*Input data*:
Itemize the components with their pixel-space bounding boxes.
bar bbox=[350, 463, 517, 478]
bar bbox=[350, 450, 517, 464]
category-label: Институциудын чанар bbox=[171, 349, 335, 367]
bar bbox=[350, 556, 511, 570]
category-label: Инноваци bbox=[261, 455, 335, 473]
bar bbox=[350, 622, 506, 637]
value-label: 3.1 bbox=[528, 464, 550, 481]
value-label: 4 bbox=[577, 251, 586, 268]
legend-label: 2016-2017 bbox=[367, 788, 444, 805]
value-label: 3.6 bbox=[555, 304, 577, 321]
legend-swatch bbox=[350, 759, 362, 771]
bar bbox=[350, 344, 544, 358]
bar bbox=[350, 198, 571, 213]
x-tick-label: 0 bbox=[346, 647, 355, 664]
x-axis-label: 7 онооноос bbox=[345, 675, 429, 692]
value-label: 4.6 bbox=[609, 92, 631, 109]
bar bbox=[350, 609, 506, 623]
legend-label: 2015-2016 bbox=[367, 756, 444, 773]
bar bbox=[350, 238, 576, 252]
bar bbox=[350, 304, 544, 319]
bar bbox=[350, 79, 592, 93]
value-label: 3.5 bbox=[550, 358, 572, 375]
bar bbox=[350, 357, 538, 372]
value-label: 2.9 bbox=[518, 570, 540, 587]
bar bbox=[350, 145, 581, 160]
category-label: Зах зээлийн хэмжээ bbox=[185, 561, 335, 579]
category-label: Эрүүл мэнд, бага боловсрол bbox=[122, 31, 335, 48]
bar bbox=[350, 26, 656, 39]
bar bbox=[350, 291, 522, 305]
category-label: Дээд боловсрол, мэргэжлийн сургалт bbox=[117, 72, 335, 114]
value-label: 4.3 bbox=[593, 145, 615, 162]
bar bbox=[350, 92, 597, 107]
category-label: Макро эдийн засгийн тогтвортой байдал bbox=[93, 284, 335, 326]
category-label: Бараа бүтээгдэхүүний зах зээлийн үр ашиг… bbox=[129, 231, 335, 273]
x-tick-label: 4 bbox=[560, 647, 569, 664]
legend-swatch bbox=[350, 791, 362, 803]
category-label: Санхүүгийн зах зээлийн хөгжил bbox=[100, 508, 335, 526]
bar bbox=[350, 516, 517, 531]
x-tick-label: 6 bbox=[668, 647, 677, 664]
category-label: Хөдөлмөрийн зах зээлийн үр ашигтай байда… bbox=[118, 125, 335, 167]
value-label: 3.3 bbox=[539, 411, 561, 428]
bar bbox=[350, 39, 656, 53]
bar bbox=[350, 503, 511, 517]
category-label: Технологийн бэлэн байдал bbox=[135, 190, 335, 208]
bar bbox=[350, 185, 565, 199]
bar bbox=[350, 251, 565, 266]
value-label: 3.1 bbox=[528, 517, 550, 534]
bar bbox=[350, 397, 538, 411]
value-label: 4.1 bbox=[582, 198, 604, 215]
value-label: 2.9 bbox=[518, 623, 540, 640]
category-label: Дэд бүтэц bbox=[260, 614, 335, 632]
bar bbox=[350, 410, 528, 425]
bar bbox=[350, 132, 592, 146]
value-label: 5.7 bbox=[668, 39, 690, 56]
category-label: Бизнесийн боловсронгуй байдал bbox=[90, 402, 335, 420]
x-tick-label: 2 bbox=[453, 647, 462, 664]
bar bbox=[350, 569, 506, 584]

*Directions for this task*: Copy every line of the entries above verbatim, with no changes.

*The reply*:
Itemize the components with their pixel-space bounding boxes.
bar bbox=[350, 463, 517, 478]
bar bbox=[350, 450, 517, 464]
category-label: Институциудын чанар bbox=[171, 349, 335, 367]
bar bbox=[350, 556, 511, 570]
category-label: Инноваци bbox=[261, 455, 335, 473]
bar bbox=[350, 622, 506, 637]
value-label: 3.1 bbox=[528, 464, 550, 481]
value-label: 4 bbox=[577, 251, 586, 268]
legend-label: 2016-2017 bbox=[367, 788, 444, 805]
value-label: 3.6 bbox=[555, 304, 577, 321]
legend-swatch bbox=[350, 759, 362, 771]
bar bbox=[350, 344, 544, 358]
bar bbox=[350, 198, 571, 213]
x-tick-label: 0 bbox=[346, 647, 355, 664]
x-axis-label: 7 онооноос bbox=[345, 675, 429, 692]
value-label: 4.6 bbox=[609, 92, 631, 109]
bar bbox=[350, 609, 506, 623]
legend-label: 2015-2016 bbox=[367, 756, 444, 773]
bar bbox=[350, 238, 576, 252]
bar bbox=[350, 304, 544, 319]
bar bbox=[350, 79, 592, 93]
value-label: 3.5 bbox=[550, 358, 572, 375]
bar bbox=[350, 357, 538, 372]
value-label: 2.9 bbox=[518, 570, 540, 587]
bar bbox=[350, 145, 581, 160]
category-label: Зах зээлийн хэмжээ bbox=[185, 561, 335, 579]
category-label: Эрүүл мэнд, бага боловсрол bbox=[122, 31, 335, 48]
bar bbox=[350, 26, 656, 39]
bar bbox=[350, 291, 522, 305]
category-label: Дээд боловсрол, мэргэжлийн сургалт bbox=[117, 72, 335, 114]
value-label: 4.3 bbox=[593, 145, 615, 162]
bar bbox=[350, 92, 597, 107]
category-label: Макро эдийн засгийн тогтвортой байдал bbox=[93, 284, 335, 326]
category-label: Бараа бүтээгдэхүүний зах зээлийн үр ашиг… bbox=[129, 231, 335, 273]
x-tick-label: 4 bbox=[560, 647, 569, 664]
legend-swatch bbox=[350, 791, 362, 803]
category-label: Санхүүгийн зах зээлийн хөгжил bbox=[100, 508, 335, 526]
bar bbox=[350, 516, 517, 531]
x-tick-label: 6 bbox=[668, 647, 677, 664]
category-label: Хөдөлмөрийн зах зээлийн үр ашигтай байда… bbox=[118, 125, 335, 167]
value-label: 3.3 bbox=[539, 411, 561, 428]
bar bbox=[350, 39, 656, 53]
bar bbox=[350, 503, 511, 517]
category-label: Технологийн бэлэн байдал bbox=[135, 190, 335, 208]
bar bbox=[350, 185, 565, 199]
bar bbox=[350, 251, 565, 266]
value-label: 3.1 bbox=[528, 517, 550, 534]
bar bbox=[350, 397, 538, 411]
value-label: 4.1 bbox=[582, 198, 604, 215]
value-label: 2.9 bbox=[518, 623, 540, 640]
category-label: Дэд бүтэц bbox=[260, 614, 335, 632]
bar bbox=[350, 410, 528, 425]
bar bbox=[350, 132, 592, 146]
value-label: 5.7 bbox=[668, 39, 690, 56]
category-label: Бизнесийн боловсронгуй байдал bbox=[90, 402, 335, 420]
x-tick-label: 2 bbox=[453, 647, 462, 664]
bar bbox=[350, 569, 506, 584]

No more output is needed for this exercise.